## [Given information]

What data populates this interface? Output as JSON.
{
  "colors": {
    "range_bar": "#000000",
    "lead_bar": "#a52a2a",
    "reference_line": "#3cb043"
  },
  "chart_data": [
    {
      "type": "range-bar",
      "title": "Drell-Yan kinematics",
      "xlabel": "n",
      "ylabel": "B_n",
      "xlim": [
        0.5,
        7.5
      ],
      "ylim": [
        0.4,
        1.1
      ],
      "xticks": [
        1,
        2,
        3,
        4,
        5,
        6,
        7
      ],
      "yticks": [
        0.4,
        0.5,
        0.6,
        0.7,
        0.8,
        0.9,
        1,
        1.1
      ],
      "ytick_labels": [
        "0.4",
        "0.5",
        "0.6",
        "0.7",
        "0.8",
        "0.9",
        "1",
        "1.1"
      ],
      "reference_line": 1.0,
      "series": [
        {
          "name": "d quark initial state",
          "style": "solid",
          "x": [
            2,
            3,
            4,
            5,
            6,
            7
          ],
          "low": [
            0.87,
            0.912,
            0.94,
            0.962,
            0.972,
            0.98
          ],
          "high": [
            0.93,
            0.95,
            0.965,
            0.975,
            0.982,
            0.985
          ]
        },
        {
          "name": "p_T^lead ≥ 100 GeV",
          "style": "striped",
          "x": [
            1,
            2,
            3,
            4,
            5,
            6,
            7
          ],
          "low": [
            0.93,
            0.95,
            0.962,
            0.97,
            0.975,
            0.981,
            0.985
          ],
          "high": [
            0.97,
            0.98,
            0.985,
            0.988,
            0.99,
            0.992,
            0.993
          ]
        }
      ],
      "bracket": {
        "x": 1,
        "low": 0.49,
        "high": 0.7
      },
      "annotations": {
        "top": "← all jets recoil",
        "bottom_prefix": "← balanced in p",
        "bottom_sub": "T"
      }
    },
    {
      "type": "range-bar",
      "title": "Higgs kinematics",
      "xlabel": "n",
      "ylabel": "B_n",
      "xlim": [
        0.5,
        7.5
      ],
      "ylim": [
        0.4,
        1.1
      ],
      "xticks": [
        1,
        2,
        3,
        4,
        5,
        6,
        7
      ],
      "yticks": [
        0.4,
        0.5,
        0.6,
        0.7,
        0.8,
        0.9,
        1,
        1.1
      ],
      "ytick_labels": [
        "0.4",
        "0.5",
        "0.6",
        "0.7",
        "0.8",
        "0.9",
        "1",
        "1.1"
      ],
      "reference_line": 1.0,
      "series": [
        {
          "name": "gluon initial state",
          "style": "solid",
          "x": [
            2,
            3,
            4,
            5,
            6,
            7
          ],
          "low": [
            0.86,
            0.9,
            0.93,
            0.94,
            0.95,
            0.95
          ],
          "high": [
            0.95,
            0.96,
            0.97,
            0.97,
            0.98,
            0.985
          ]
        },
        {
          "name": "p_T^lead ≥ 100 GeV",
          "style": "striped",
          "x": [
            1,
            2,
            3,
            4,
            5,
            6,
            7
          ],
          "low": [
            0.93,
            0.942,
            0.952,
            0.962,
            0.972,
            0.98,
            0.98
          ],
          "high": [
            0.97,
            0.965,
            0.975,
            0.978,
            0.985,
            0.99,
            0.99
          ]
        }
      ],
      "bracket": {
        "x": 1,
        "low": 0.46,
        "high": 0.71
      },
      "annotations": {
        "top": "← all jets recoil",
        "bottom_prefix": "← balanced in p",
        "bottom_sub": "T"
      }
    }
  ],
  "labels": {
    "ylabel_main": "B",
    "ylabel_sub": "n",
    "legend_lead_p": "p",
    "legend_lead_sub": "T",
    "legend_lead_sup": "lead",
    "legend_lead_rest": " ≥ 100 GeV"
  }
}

## [Written problem]
Nothing may be left out: return each entry exactly as it reads.

## [Output of the task]
What data populates this interface? Output as JSON.
{
  "colors": {
    "range_bar": "#000000",
    "lead_bar": "#a52a2a",
    "reference_line": "#3cb043"
  },
  "chart_data": [
    {
      "type": "range-bar",
      "title": "Drell-Yan kinematics",
      "xlabel": "n",
      "ylabel": "B_n",
      "xlim": [
        0.5,
        7.5
      ],
      "ylim": [
        0.4,
        1.1
      ],
      "xticks": [
        1,
        2,
        3,
        4,
        5,
        6,
        7
      ],
      "yticks": [
        0.4,
        0.5,
        0.6,
        0.7,
        0.8,
        0.9,
        1,
        1.1
      ],
      "ytick_labels": [
        "0.4",
        "0.5",
        "0.6",
        "0.7",
        "0.8",
        "0.9",
        "1",
        "1.1"
      ],
      "reference_line": 1.0,
      "series": [
        {
          "name": "d quark initial state",
          "style": "solid",
          "x": [
            2,
            3,
            4,
            5,
            6,
            7
          ],
          "low": [
            0.87,
            0.912,
            0.94,
            0.962,
            0.972,
            0.98
          ],
          "high": [
            0.93,
            0.95,
            0.965,
            0.975,
            0.982,
            0.985
          ]
        },
        {
          "name": "p_T^lead ≥ 100 GeV",
          "style": "striped",
          "x": [
            1,
            2,
            3,
            4,
            5,
            6,
            7
          ],
          "low": [
            0.93,
            0.95,
            0.962,
            0.97,
            0.975,
            0.981,
            0.985
          ],
          "high": [
            0.97,
            0.98,
            0.985,
            0.988,
            0.99,
            0.992,
            0.993
          ]
        }
      ],
      "bracket": {
        "x": 1,
        "low": 0.49,
        "high": 0.7
      },
      "annotations": {
        "top": "← all jets recoil",
        "bottom_prefix": "← balanced in p",
        "bottom_sub": "T"
      }
    },
    {
      "type": "range-bar",
      "title": "Higgs kinematics",
      "xlabel": "n",
      "ylabel": "B_n",
      "xlim": [
        0.5,
        7.5
      ],
      "ylim": [
        0.4,
        1.1
      ],
      "xticks": [
        1,
        2,
        3,
        4,
        5,
        6,
        7
      ],
      "yticks": [
        0.4,
        0.5,
        0.6,
        0.7,
        0.8,
        0.9,
        1,
        1.1
      ],
      "ytick_labels": [
        "0.4",
        "0.5",
        "0.6",
        "0.7",
        "0.8",
        "0.9",
        "1",
        "1.1"
      ],
      "reference_line": 1.0,
      "series": [
        {
          "name": "gluon initial state",
          "style": "solid",
          "x": [
            2,
            3,
            4,
            5,
            6,
            7
          ],
          "low": [
            0.86,
            0.9,
            0.93,
            0.94,
            0.95,
            0.95
          ],
          "high": [
            0.95,
            0.96,
            0.97,
            0.97,
            0.98,
            0.985
          ]
        },
        {
          "name": "p_T^lead ≥ 100 GeV",
          "style": "striped",
          "x": [
            1,
            2,
            3,
            4,
            5,
            6,
            7
          ],
          "low": [
            0.93,
            0.942,
            0.952,
            0.962,
            0.972,
            0.98,
            0.98
          ],
          "high": [
            0.97,
            0.965,
            0.975,
            0.978,
            0.985,
            0.99,
            0.99
          ]
        }
      ],
      "bracket": {
        "x": 1,
        "low": 0.46,
        "high": 0.71
      },
      "annotations": {
        "top": "← all jets recoil",
        "bottom_prefix": "← balanced in p",
        "bottom_sub": "T"
      }
    }
  ],
  "labels": {
    "ylabel_main": "B",
    "ylabel_sub": "n",
    "legend_lead_p": "p",
    "legend_lead_sub": "T",
    "legend_lead_sup": "lead",
    "legend_lead_rest": " ≥ 100 GeV"
  }
}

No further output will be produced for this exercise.